## STATED PROBLEM:
Where a line holds the string "consumer", return that line.

## INPUT FOR THIS TASK:

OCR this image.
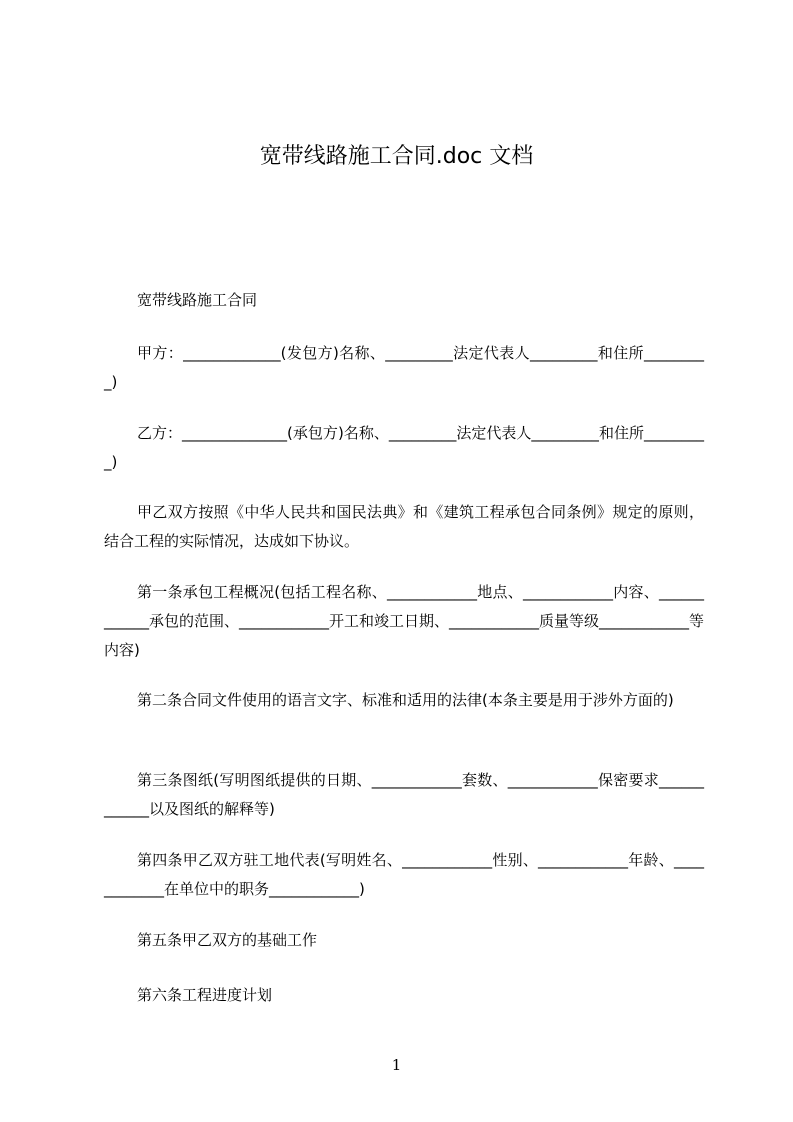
宽带线路施工合同.doc 文档

宽带线路施工合同

甲方：_____________(发包方)名称、_________法定代表人_________和住所_________)

乙方：______________(承包方)名称、_________法定代表人_________和住所_________)

甲乙双方按照《中华人民共和国民法典》和《建筑工程承包合同条例》规定的原则，结合工程的实际情况，达成如下协议。

第一条承包工程概况(包括工程名称、____________地点、____________内容、____________承包的范围、____________开工和竣工日期、____________质量等级____________等内容)

第二条合同文件使用的语言文字、标准和适用的法律(本条主要是用于涉外方面的)

第三条图纸(写明图纸提供的日期、____________套数、____________保密要求____________以及图纸的解释等)

第四条甲乙双方驻工地代表(写明姓名、____________性别、____________年龄、____________在单位中的职务____________)

第五条甲乙双方的基础工作

第六条工程进度计划

1
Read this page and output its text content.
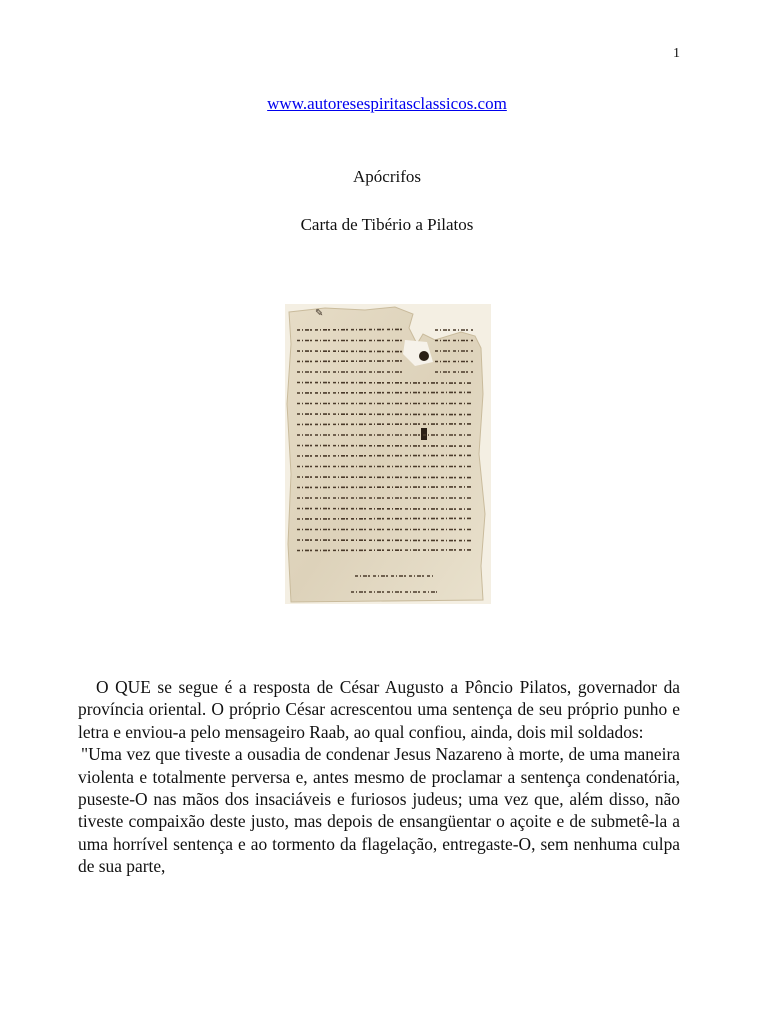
1
www.autoresespiritasclassicos.com
Apócrifos
Carta de Tibério a Pilatos
✎

O QUE se segue é a resposta de César Augusto a Pôncio Pilatos, governador da província oriental. O próprio César acrescentou uma sentença de seu próprio punho e letra e enviou-a pelo mensageiro Raab, ao qual confiou, ainda, dois mil soldados:

"Uma vez que tiveste a ousadia de condenar Jesus Nazareno à morte, de uma maneira violenta e totalmente perversa e, antes mesmo de proclamar a sentença condenatória, puseste-O nas mãos dos insaciáveis e furiosos judeus; uma vez que, além disso, não tiveste compaixão deste justo, mas depois de ensangüentar o açoite e de submetê-la a uma horrível sentença e ao tormento da flagelação, entregaste-O, sem nenhuma culpa de sua parte,
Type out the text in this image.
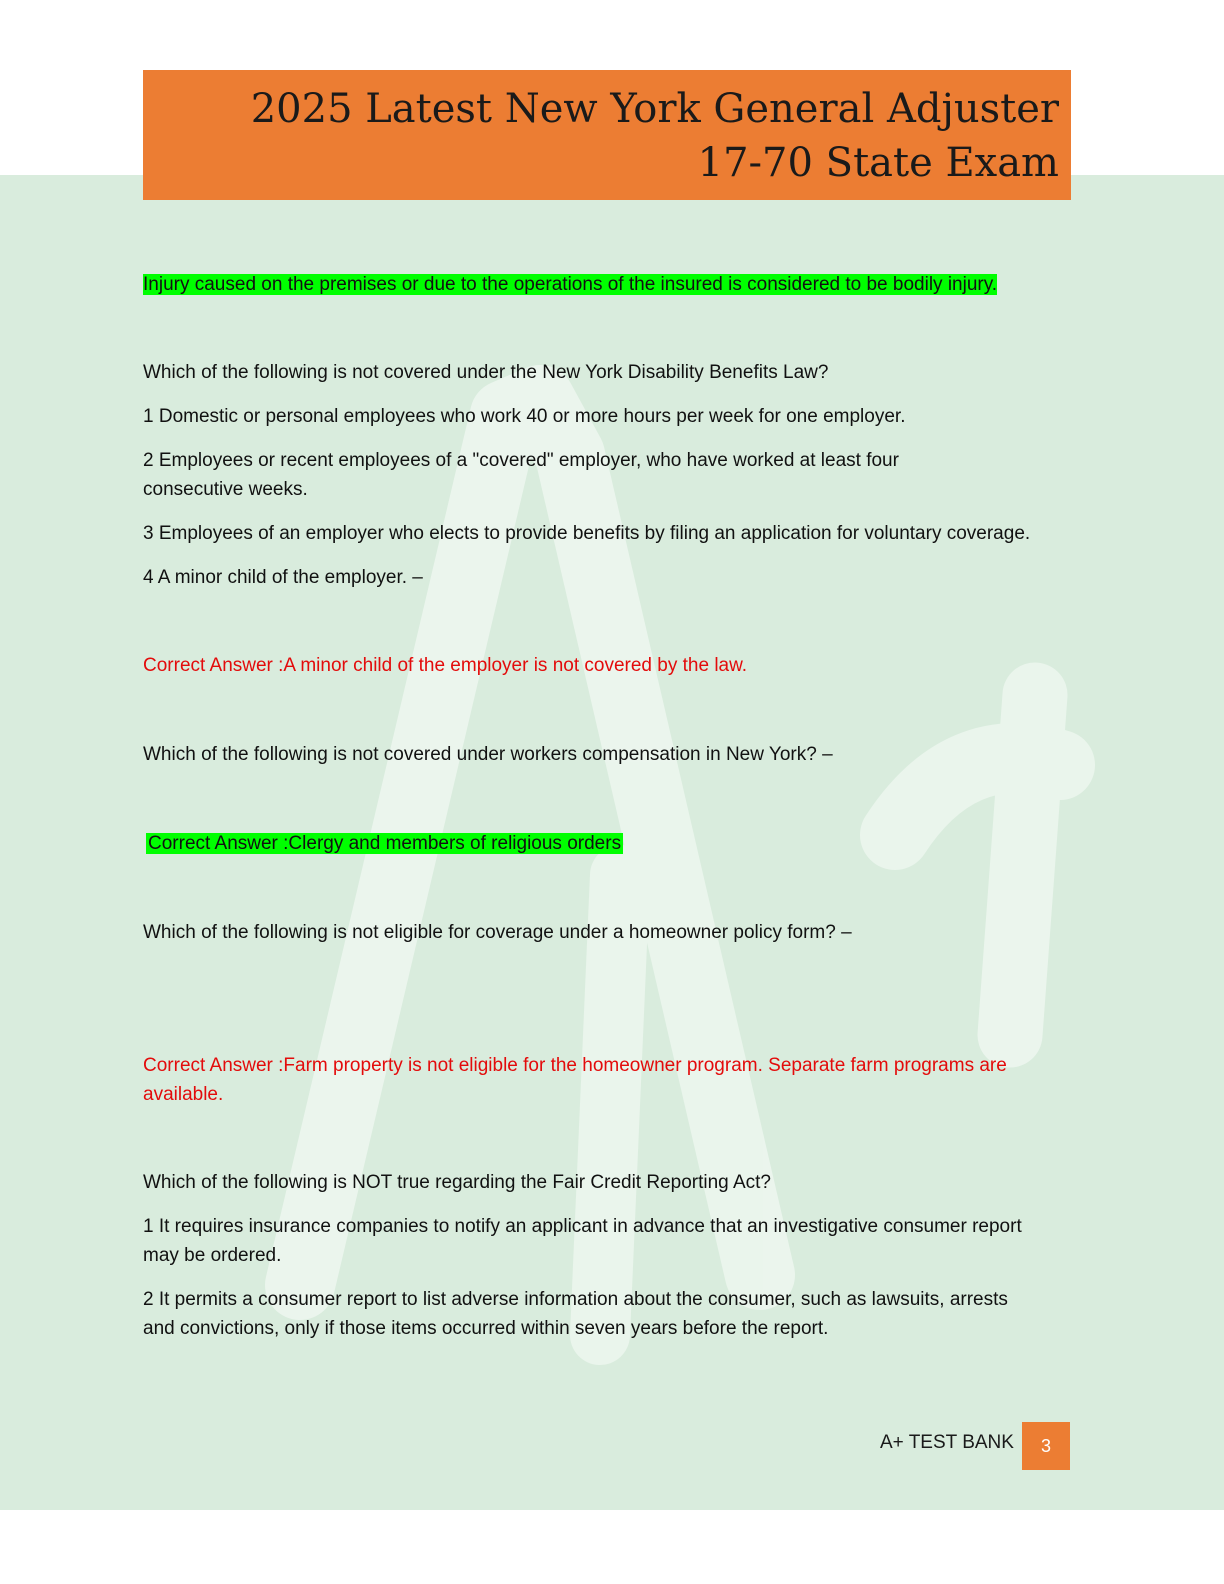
2025 Latest New York General Adjuster 17-70 State Exam

Injury caused on the premises or due to the operations of the insured is considered to be bodily injury.

Which of the following is not covered under the New York Disability Benefits Law?

1 Domestic or personal employees who work 40 or more hours per week for one employer.

2 Employees or recent employees of a "covered" employer, who have worked at least four consecutive weeks.

3 Employees of an employer who elects to provide benefits by filing an application for voluntary coverage.

4 A minor child of the employer. –

Correct Answer :A minor child of the employer is not covered by the law.

Which of the following is not covered under workers compensation in New York? –

Correct Answer :Clergy and members of religious orders

Which of the following is not eligible for coverage under a homeowner policy form? –

Correct Answer :Farm property is not eligible for the homeowner program. Separate farm programs are available.

Which of the following is NOT true regarding the Fair Credit Reporting Act?

1 It requires insurance companies to notify an applicant in advance that an investigative consumer report may be ordered.

2 It permits a consumer report to list adverse information about the consumer, such as lawsuits, arrests and convictions, only if those items occurred within seven years before the report.

A+ TEST BANK	3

## WRITTEN ANSWER:
1 It requires insurance companies to notify an applicant in advance that an investigative consumer report may be ordered.
2 It permits a consumer report to list adverse information about the consumer, such as lawsuits, arrests and convictions, only if those items occurred within seven years before the report.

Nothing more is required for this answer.